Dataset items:
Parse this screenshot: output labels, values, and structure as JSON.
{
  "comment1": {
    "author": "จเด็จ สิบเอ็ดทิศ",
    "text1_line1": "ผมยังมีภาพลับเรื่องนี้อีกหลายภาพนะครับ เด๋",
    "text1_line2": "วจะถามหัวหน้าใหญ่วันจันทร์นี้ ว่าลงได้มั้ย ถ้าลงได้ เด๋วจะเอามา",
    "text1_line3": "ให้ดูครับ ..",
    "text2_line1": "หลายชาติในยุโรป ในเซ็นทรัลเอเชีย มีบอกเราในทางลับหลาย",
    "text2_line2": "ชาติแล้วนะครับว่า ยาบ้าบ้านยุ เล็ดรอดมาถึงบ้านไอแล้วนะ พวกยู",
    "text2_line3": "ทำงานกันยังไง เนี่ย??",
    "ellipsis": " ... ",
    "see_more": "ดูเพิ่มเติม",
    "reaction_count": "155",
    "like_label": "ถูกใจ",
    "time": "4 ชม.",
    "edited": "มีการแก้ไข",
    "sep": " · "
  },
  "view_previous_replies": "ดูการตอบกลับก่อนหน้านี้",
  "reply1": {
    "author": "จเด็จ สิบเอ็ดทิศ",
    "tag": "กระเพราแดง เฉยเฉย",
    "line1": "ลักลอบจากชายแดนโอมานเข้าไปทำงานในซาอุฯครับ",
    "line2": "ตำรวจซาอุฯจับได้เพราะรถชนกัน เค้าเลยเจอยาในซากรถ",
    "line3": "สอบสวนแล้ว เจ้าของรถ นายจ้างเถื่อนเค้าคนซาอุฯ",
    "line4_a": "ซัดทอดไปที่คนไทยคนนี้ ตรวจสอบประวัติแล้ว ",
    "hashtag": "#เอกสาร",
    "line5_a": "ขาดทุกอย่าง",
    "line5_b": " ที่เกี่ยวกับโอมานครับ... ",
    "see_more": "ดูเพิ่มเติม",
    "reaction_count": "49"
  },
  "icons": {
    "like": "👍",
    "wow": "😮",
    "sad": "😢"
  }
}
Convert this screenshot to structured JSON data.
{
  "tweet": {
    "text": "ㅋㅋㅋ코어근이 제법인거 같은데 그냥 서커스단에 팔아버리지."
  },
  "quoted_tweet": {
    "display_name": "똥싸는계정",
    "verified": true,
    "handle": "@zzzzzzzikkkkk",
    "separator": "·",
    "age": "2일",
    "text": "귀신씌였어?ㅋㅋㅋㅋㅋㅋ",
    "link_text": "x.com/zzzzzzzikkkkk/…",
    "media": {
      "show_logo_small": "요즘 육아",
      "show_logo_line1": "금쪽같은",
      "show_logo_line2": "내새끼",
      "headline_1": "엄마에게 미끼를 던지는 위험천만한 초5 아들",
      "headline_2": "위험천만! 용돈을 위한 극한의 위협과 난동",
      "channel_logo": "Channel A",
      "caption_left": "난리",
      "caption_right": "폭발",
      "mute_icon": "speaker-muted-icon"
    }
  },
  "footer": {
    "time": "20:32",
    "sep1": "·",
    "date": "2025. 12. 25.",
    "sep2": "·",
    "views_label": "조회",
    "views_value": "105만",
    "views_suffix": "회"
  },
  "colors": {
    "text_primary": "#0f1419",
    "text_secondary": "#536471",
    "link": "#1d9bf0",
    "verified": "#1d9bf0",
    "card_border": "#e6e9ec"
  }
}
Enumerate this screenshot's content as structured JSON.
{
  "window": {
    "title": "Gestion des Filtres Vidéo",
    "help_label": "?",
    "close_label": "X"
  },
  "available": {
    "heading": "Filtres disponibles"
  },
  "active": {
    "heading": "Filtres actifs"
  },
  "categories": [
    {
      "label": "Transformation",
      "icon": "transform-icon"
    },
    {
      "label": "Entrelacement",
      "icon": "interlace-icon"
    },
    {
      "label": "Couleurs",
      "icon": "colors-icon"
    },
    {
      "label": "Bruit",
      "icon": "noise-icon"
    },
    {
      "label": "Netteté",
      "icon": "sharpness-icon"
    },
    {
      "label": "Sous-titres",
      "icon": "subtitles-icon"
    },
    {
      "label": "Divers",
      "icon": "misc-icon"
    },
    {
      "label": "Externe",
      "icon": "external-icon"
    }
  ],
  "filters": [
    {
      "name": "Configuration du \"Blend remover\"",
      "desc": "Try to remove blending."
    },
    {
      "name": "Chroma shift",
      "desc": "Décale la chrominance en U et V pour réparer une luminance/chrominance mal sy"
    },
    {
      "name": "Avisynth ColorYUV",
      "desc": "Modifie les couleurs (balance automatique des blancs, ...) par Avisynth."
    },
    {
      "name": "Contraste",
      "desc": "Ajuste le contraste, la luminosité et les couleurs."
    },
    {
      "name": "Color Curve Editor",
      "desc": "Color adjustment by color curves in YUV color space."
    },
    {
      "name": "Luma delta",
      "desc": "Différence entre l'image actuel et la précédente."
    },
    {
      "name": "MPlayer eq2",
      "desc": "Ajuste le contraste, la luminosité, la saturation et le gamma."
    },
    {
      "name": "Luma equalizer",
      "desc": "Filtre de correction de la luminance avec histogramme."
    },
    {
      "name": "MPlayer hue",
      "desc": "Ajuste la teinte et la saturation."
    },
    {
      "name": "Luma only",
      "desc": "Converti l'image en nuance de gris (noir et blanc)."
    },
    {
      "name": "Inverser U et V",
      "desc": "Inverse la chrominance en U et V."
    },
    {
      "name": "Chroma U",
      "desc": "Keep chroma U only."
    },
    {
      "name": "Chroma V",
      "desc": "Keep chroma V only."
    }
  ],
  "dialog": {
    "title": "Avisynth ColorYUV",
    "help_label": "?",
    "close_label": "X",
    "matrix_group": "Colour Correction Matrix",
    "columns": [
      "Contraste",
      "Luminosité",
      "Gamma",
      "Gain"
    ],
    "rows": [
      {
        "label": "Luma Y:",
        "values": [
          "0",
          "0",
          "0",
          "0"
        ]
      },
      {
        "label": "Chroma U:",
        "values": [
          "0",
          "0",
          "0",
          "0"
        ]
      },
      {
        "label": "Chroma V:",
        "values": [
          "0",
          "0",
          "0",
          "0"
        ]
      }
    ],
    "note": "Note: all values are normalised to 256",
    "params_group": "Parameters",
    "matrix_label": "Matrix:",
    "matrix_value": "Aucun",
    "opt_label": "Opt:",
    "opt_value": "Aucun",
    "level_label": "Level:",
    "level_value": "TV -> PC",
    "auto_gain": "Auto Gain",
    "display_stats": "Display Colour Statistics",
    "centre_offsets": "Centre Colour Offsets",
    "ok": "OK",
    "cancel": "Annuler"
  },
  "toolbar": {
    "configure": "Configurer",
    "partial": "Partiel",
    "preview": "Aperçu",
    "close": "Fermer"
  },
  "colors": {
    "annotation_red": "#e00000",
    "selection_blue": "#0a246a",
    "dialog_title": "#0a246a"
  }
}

DIRECTIVE:
In the entries above, find each line with the word "Avisynth" and show it.

ANSWER TO THIS EXERCISE:
      "name": "Avisynth ColorYUV",
      "desc": "Modifie les couleurs (balance automatique des blancs, ...) par Avisynth."
    "title": "Avisynth ColorYUV",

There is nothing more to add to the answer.